**THE EXERCISE**
Tally up the lines carrying the string "сохта" and respond with only the resulting number.

▼

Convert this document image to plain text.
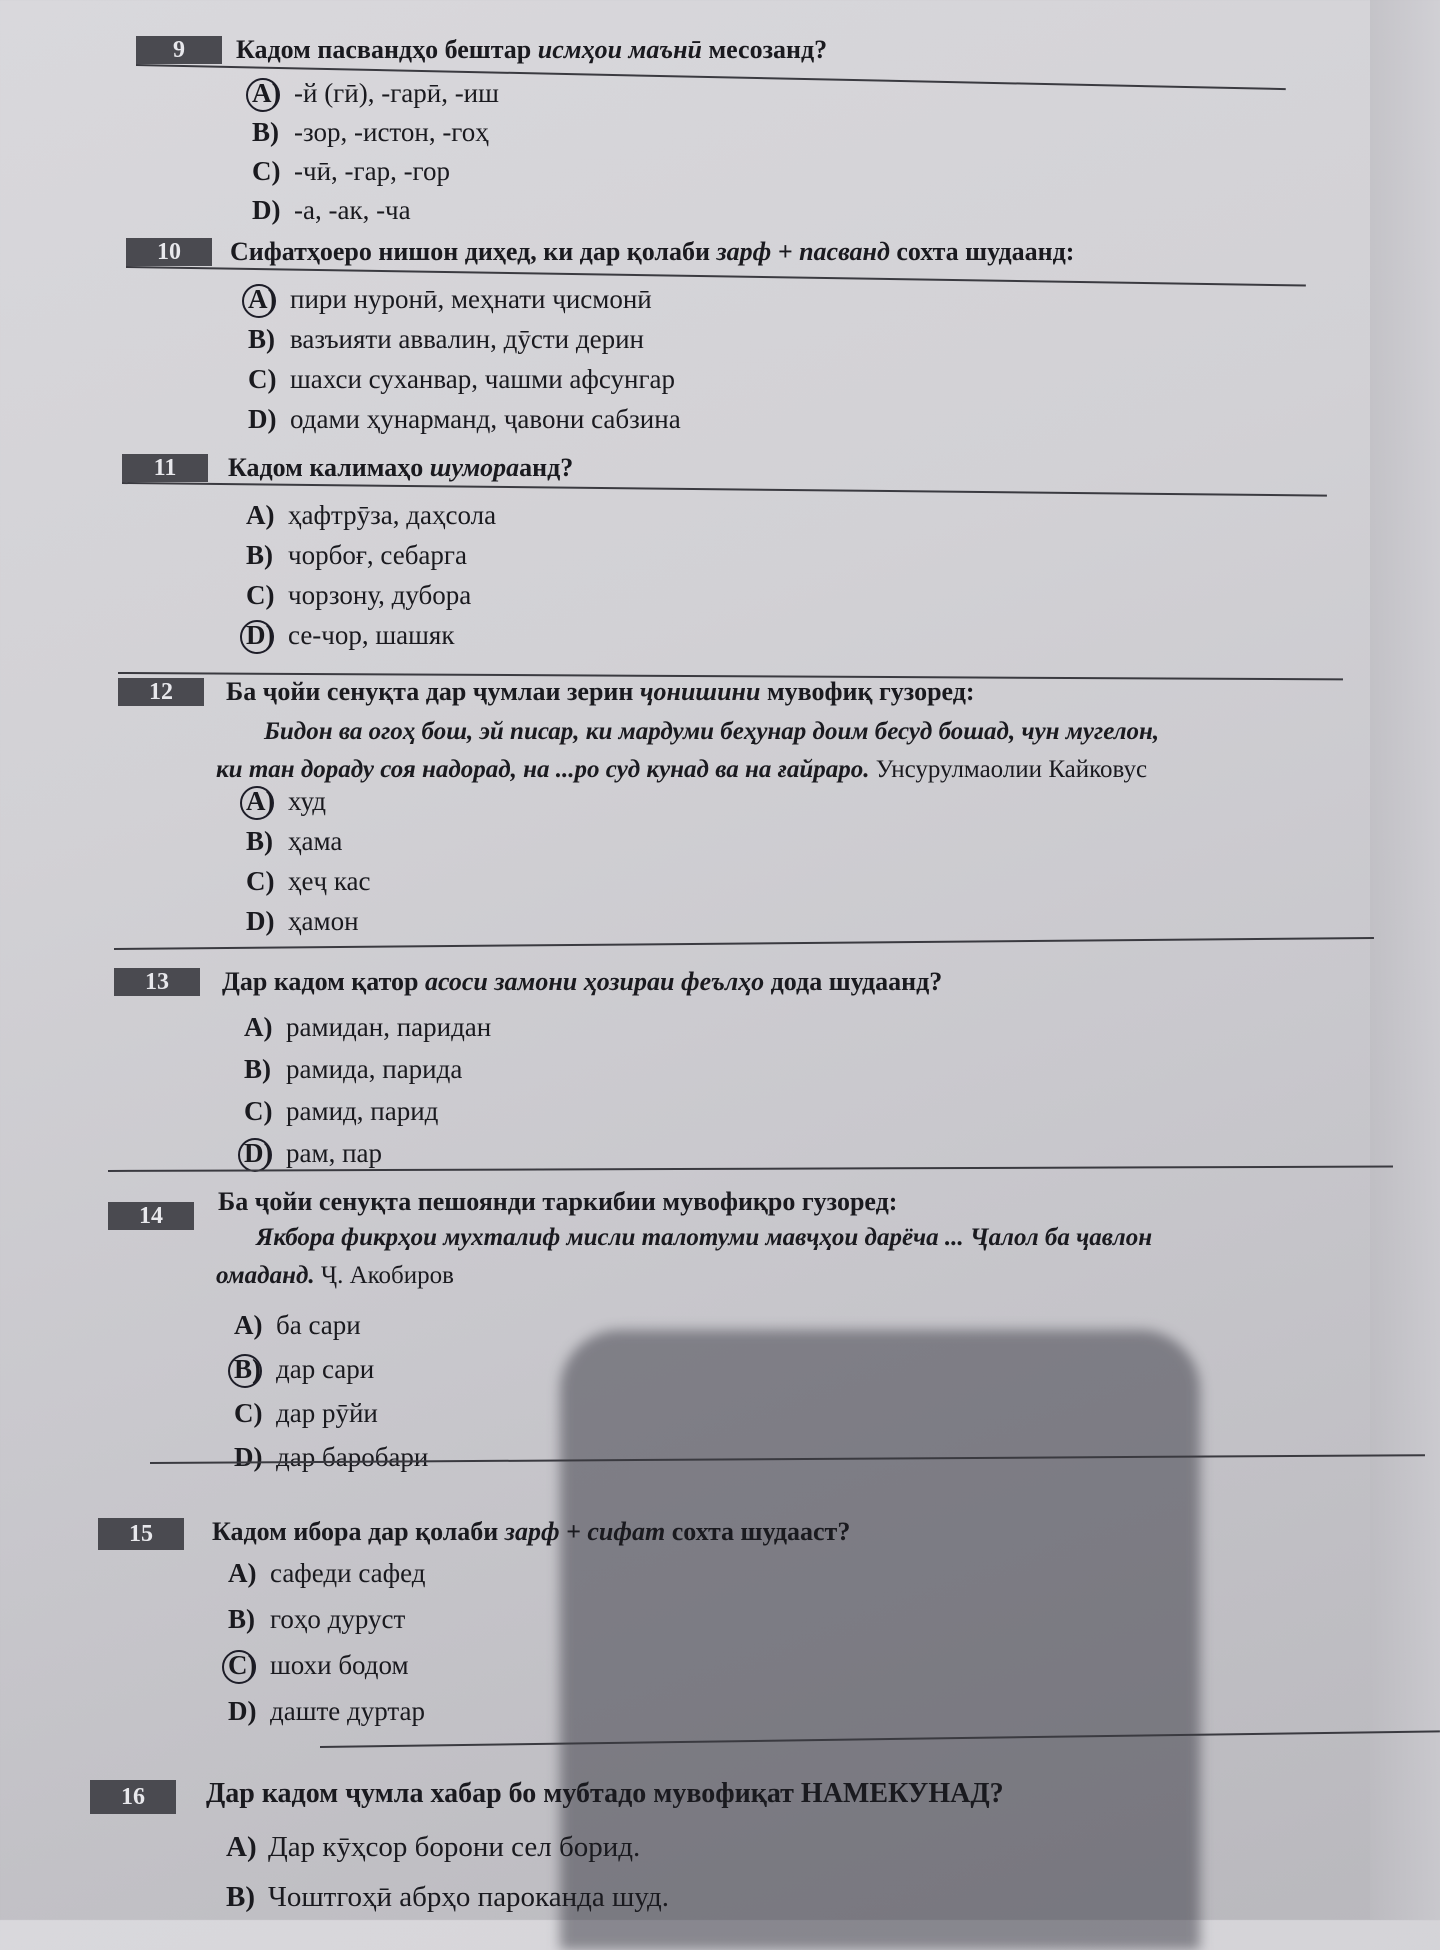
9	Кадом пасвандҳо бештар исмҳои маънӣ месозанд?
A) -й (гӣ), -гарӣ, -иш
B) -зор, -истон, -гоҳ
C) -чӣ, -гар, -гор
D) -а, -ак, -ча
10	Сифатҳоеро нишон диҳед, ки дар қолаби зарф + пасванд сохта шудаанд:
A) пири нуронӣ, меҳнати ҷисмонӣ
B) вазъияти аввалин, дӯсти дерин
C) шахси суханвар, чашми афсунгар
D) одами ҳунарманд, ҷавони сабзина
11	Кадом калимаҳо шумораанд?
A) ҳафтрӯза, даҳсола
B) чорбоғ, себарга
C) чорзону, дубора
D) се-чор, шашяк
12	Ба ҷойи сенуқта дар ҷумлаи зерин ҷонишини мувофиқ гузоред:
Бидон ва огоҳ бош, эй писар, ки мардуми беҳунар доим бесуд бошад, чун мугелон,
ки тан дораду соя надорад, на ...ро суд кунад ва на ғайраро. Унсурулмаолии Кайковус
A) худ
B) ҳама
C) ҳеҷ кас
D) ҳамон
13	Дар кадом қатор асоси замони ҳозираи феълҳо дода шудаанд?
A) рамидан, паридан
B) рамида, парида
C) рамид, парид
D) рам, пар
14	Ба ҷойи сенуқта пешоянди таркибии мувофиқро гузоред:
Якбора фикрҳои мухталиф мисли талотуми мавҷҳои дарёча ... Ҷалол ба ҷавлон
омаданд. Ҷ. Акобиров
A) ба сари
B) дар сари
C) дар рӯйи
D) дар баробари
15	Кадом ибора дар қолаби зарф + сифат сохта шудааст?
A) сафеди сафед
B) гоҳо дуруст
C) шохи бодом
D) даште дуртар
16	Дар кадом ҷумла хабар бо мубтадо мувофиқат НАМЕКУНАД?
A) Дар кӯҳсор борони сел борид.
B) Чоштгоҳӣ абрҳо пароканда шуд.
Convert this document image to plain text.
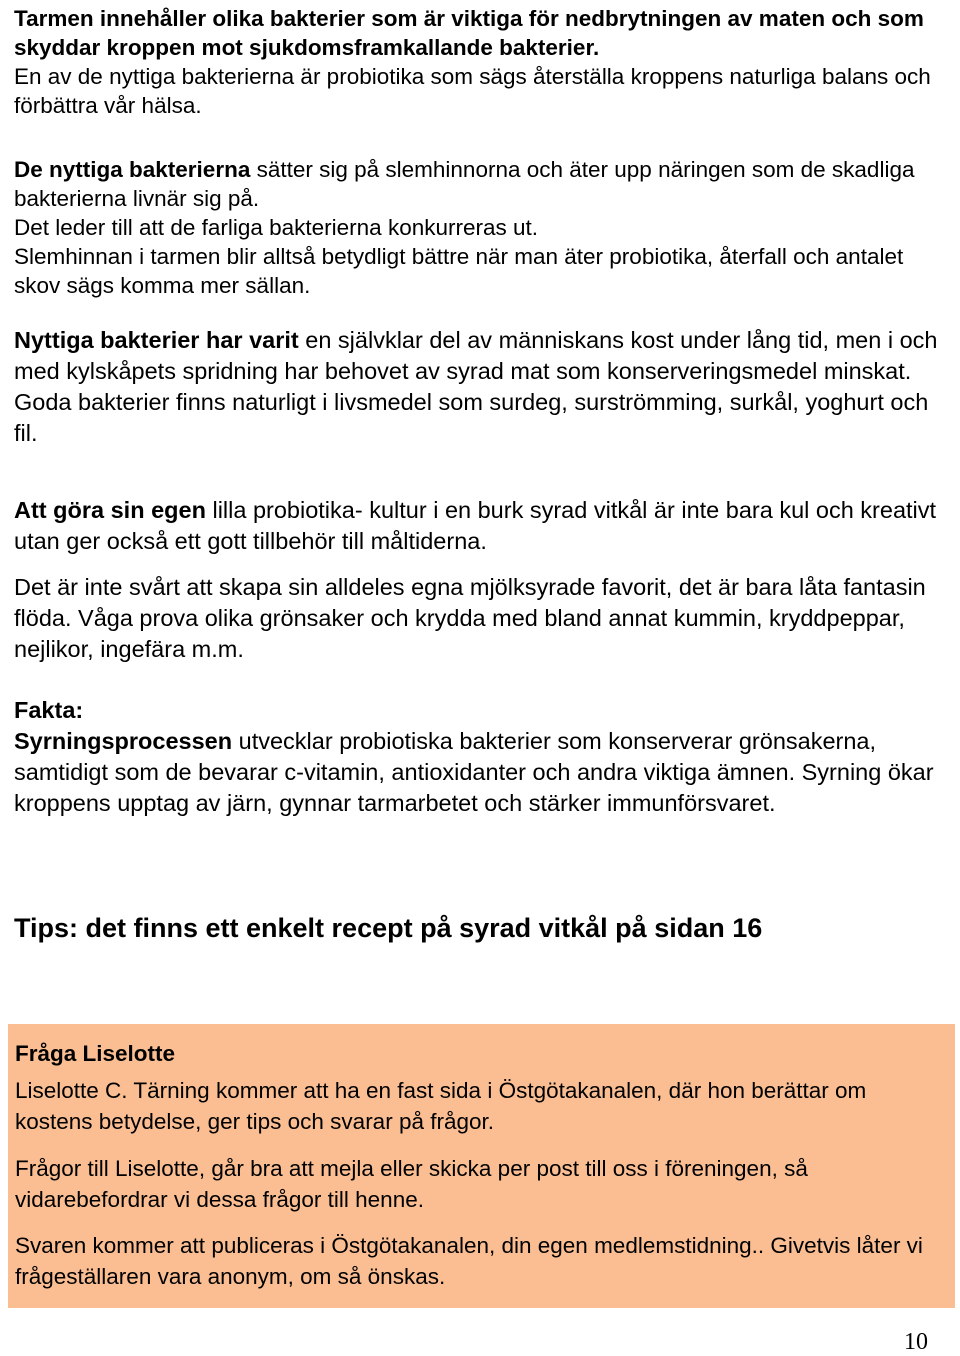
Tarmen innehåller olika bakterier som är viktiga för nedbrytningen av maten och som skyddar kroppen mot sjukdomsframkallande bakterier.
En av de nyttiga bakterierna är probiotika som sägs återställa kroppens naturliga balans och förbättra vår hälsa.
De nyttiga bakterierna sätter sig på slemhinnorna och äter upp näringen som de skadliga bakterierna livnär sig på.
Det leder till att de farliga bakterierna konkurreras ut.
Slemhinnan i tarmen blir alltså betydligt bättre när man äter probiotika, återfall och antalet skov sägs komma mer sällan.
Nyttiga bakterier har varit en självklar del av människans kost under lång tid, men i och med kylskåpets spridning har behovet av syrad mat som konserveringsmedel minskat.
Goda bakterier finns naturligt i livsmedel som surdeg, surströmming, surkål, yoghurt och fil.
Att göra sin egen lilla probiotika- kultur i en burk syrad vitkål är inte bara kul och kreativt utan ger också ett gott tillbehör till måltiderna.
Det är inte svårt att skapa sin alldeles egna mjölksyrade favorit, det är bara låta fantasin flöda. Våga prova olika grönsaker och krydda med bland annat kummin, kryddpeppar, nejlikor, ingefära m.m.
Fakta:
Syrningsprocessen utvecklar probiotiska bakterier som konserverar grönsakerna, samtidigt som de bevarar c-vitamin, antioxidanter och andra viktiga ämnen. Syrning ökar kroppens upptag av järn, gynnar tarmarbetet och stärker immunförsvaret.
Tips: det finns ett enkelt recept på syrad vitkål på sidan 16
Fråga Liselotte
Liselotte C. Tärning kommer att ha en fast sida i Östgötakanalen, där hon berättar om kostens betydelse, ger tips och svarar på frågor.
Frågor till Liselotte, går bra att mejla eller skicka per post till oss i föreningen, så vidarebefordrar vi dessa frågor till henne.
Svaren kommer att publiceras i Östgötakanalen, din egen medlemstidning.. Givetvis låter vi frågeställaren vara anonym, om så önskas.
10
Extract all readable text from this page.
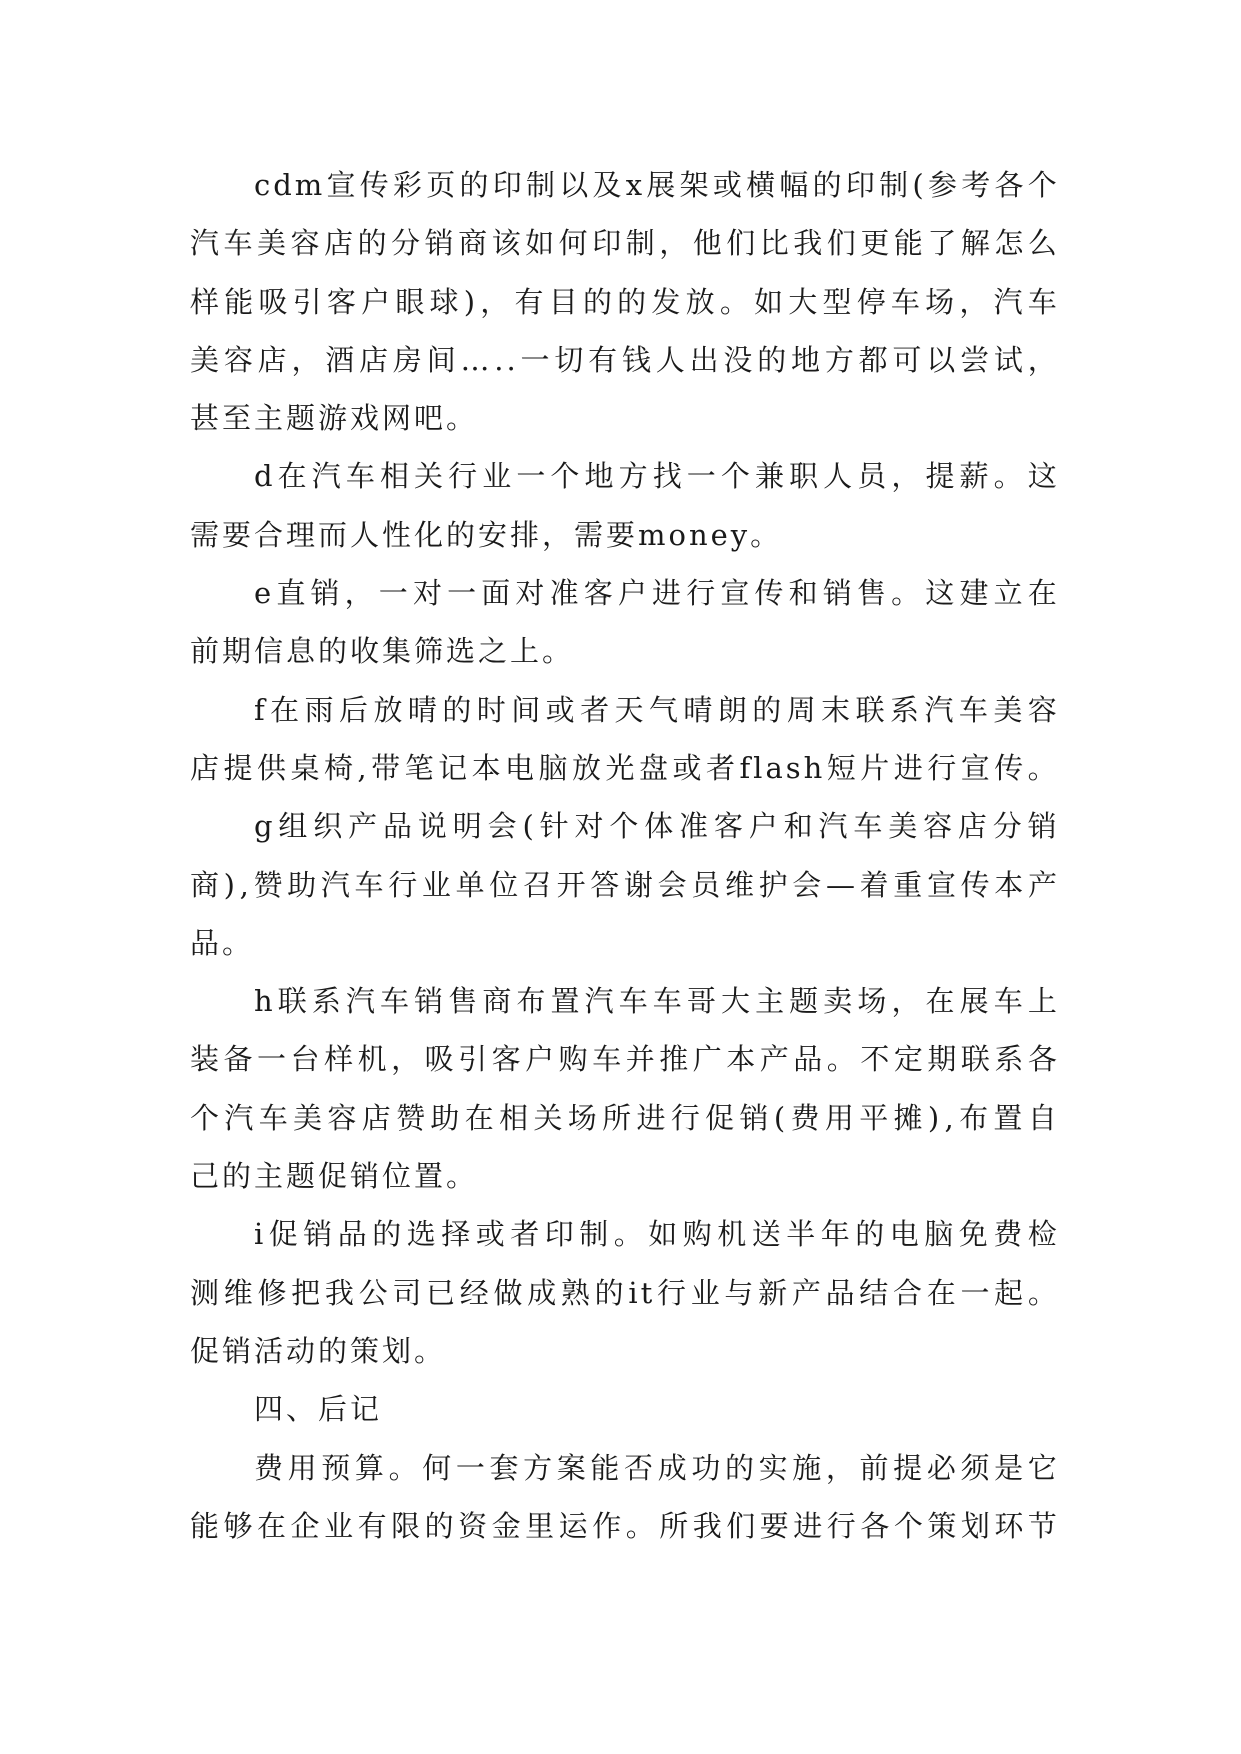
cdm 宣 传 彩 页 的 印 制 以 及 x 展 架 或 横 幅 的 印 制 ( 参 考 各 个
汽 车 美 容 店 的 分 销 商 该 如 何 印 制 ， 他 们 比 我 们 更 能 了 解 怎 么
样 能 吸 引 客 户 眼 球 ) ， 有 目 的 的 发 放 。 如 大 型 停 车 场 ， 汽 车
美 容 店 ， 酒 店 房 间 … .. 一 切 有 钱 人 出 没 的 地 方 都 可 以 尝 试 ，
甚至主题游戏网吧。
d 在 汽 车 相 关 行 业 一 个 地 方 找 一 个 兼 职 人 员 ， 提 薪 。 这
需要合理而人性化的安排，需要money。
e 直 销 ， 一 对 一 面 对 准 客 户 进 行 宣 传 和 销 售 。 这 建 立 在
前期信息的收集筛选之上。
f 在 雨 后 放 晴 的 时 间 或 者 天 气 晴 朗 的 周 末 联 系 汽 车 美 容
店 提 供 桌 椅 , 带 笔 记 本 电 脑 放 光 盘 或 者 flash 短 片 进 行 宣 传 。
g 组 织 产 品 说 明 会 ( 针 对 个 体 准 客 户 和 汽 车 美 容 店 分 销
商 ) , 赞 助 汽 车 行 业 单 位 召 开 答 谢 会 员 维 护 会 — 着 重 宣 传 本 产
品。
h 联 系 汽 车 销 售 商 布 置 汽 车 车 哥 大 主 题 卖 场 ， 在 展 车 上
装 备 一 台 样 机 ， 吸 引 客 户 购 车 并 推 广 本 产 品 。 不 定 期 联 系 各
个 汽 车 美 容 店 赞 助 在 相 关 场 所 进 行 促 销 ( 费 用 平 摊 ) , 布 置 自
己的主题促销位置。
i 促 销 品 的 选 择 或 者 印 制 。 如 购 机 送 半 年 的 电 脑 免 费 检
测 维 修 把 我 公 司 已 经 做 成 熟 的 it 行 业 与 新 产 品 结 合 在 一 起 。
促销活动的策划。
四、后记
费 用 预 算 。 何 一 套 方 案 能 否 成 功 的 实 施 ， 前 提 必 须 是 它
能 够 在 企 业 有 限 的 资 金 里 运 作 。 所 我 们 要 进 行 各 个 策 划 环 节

▲

**OUTPUT BELOW**
2